Write out every line of the listing below without any change, leaving out the pictures.

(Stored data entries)
* begin *
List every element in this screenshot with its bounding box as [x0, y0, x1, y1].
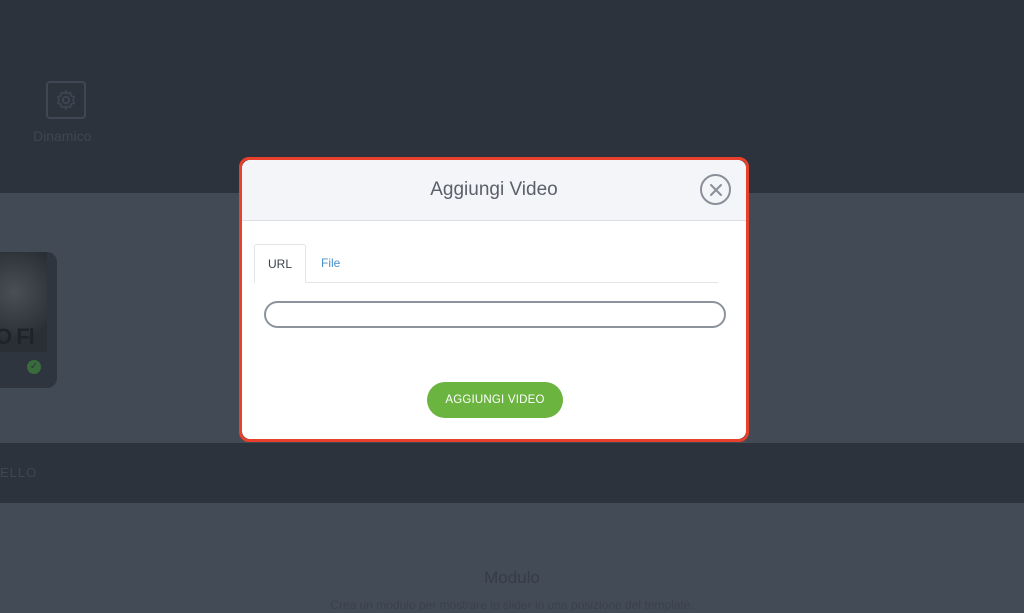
- section-strip: [0, 443, 1024, 503]
- close-button[interactable]: [700, 174, 731, 205]
- add-video-button[interactable]: AGGIUNGI VIDEO: [427, 382, 563, 418]
- dinamico-label: Dinamico: [33, 128, 92, 144]
- modal-title: Aggiungi Video: [430, 179, 558, 200]
- add-video-modal: Aggiungi Video URL File AGGIUNGI VIDEO: [242, 160, 746, 439]
- gear-icon: [57, 90, 75, 110]
- slide-thumbnail-card: O Fl ✓: [0, 252, 57, 388]
- source-tabs: URL File: [254, 244, 718, 283]
- close-icon: [709, 183, 722, 196]
- video-url-input[interactable]: [264, 301, 726, 328]
- module-section: [0, 503, 1024, 613]
- slide-thumbnail-text: O Fl: [0, 324, 35, 349]
- section-strip-label: ELLO: [0, 465, 38, 480]
- check-icon: ✓: [27, 360, 41, 374]
- tab-url[interactable]: URL: [254, 244, 306, 283]
- modal-header: Aggiungi Video: [242, 160, 746, 221]
- module-description: Crea un modulo per mostrare lo slider in…: [330, 598, 694, 612]
- tab-file[interactable]: File: [321, 244, 340, 282]
- dinamico-button: [46, 81, 86, 119]
- module-title: Modulo: [484, 568, 540, 587]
* end *
Worked solution>
List every element in this screenshot with its bounding box as [x0, y0, x1, y1].
- section-strip: [0, 443, 1024, 503]
- close-button[interactable]: [700, 174, 731, 205]
- add-video-button[interactable]: AGGIUNGI VIDEO: [427, 382, 563, 418]
- dinamico-label: Dinamico: [33, 128, 92, 144]
- modal-title: Aggiungi Video: [430, 179, 558, 200]
- add-video-modal: Aggiungi Video URL File AGGIUNGI VIDEO: [242, 160, 746, 439]
- gear-icon: [57, 90, 75, 110]
- slide-thumbnail-card: O Fl ✓: [0, 252, 57, 388]
- source-tabs: URL File: [254, 244, 718, 283]
- close-icon: [709, 183, 722, 196]
- video-url-input[interactable]: [264, 301, 726, 328]
- module-section: [0, 503, 1024, 613]
- slide-thumbnail-text: O Fl: [0, 324, 35, 349]
- section-strip-label: ELLO: [0, 465, 38, 480]
- check-icon: ✓: [27, 360, 41, 374]
- tab-url[interactable]: URL: [254, 244, 306, 283]
- modal-header: Aggiungi Video: [242, 160, 746, 221]
- module-description: Crea un modulo per mostrare lo slider in…: [330, 598, 694, 612]
- tab-file[interactable]: File: [321, 244, 340, 282]
- dinamico-button: [46, 81, 86, 119]
- module-title: Modulo: [484, 568, 540, 587]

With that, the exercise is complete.